(Exercise details): Render as a Markdown table with columns "No." and "Content" every line of the rows from the first one down to the line containing "svg-text:Taxi and Limousine", inclusive, leaving out blank lines.

* * * *

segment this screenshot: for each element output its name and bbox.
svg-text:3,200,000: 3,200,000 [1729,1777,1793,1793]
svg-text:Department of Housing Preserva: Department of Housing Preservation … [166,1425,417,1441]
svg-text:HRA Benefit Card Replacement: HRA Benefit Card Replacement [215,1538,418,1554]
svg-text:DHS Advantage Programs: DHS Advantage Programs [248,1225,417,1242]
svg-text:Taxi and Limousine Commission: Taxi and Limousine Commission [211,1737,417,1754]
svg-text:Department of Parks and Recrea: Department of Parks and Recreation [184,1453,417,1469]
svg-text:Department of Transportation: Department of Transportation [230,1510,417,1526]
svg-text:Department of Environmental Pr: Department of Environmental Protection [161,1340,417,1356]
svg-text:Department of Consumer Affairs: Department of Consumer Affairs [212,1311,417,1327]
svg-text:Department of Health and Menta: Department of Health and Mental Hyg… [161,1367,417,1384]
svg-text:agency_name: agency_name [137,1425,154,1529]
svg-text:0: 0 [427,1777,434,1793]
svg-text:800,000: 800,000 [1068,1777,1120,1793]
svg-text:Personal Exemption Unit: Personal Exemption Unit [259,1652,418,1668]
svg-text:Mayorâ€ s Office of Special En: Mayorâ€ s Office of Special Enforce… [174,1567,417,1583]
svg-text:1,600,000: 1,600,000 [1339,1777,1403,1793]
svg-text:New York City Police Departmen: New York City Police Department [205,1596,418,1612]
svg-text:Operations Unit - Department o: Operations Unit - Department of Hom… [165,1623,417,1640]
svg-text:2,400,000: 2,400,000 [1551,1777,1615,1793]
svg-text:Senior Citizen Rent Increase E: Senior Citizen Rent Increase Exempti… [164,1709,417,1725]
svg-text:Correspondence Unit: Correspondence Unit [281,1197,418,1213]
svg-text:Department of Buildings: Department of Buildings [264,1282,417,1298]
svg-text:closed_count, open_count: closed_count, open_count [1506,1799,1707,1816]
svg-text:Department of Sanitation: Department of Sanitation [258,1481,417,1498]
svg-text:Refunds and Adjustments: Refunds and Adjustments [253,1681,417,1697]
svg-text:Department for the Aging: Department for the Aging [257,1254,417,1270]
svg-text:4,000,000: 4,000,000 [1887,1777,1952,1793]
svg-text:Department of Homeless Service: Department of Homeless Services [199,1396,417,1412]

* * * *

(Response):
| No. | Content |
|---|---|
| 1 | segment this screenshot: for each element output its name and bbox. |
| 2 | svg-text:3,200,000: 3,200,000 [1729,1777,1793,1793] |
| 3 | svg-text:Department of Housing Preserva: Department of Housing Preservation … [166,1425,417,1441] |
| 4 | svg-text:HRA Benefit Card Replacement: HRA Benefit Card Replacement [215,1538,418,1554] |
| 5 | svg-text:DHS Advantage Programs: DHS Advantage Programs [248,1225,417,1242] |
| 6 | svg-text:Taxi and Limousine Commission: Taxi and Limousine Commission [211,1737,417,1754] |